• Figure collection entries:
____________

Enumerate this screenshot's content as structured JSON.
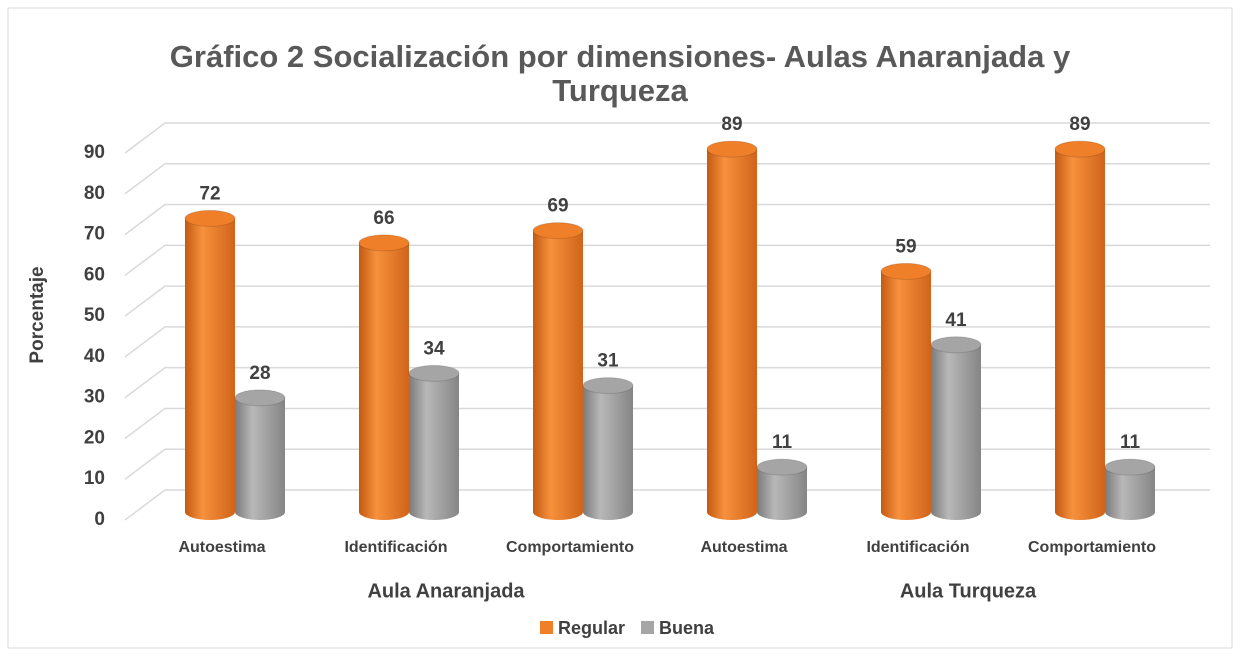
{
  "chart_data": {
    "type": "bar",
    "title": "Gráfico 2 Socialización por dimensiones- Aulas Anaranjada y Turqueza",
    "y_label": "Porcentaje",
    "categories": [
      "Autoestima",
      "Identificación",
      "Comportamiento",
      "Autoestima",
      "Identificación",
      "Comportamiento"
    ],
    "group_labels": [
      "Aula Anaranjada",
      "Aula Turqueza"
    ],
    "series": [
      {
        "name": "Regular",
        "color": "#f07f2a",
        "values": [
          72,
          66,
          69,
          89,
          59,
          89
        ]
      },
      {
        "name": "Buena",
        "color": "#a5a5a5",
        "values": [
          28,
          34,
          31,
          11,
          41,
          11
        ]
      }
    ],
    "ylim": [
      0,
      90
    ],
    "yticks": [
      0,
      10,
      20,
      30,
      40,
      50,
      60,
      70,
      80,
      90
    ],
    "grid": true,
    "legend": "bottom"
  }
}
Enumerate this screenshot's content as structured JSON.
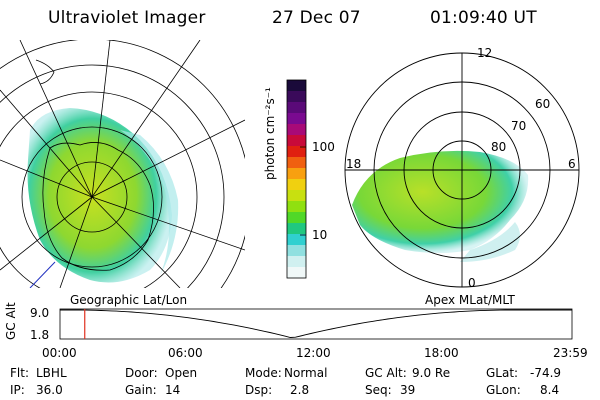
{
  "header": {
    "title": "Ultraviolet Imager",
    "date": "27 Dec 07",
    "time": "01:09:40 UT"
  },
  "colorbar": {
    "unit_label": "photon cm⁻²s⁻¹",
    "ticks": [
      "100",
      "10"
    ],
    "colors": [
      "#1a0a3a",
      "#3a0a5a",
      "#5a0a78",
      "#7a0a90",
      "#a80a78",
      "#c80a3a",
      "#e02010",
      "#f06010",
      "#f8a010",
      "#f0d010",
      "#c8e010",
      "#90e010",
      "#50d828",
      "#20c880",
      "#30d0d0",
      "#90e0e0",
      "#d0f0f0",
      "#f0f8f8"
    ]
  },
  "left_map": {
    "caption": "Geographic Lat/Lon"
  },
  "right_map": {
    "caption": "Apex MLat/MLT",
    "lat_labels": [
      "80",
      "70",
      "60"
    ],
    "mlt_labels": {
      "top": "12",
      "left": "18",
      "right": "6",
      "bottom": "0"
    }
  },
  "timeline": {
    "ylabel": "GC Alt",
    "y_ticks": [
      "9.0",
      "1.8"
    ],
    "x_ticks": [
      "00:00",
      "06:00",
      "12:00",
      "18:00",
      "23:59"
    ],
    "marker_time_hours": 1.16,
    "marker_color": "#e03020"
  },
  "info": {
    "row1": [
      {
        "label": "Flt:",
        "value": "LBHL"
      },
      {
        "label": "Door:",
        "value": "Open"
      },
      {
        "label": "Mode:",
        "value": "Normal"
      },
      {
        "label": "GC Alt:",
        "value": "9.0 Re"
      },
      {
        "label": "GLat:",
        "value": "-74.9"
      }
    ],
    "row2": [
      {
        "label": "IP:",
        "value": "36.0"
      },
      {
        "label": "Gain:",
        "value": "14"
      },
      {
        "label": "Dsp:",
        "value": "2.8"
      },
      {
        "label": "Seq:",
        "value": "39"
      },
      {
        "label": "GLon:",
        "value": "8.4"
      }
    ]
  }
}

____________

• What you are asked to do: Note each line of the entries that has "Anaranjada" in it, and copy those lines.

• Response for this exercise:
    "title": "Gráfico 2 Socialización por dimensiones- Aulas Anaranjada y Turqueza",
      "Aula Anaranjada",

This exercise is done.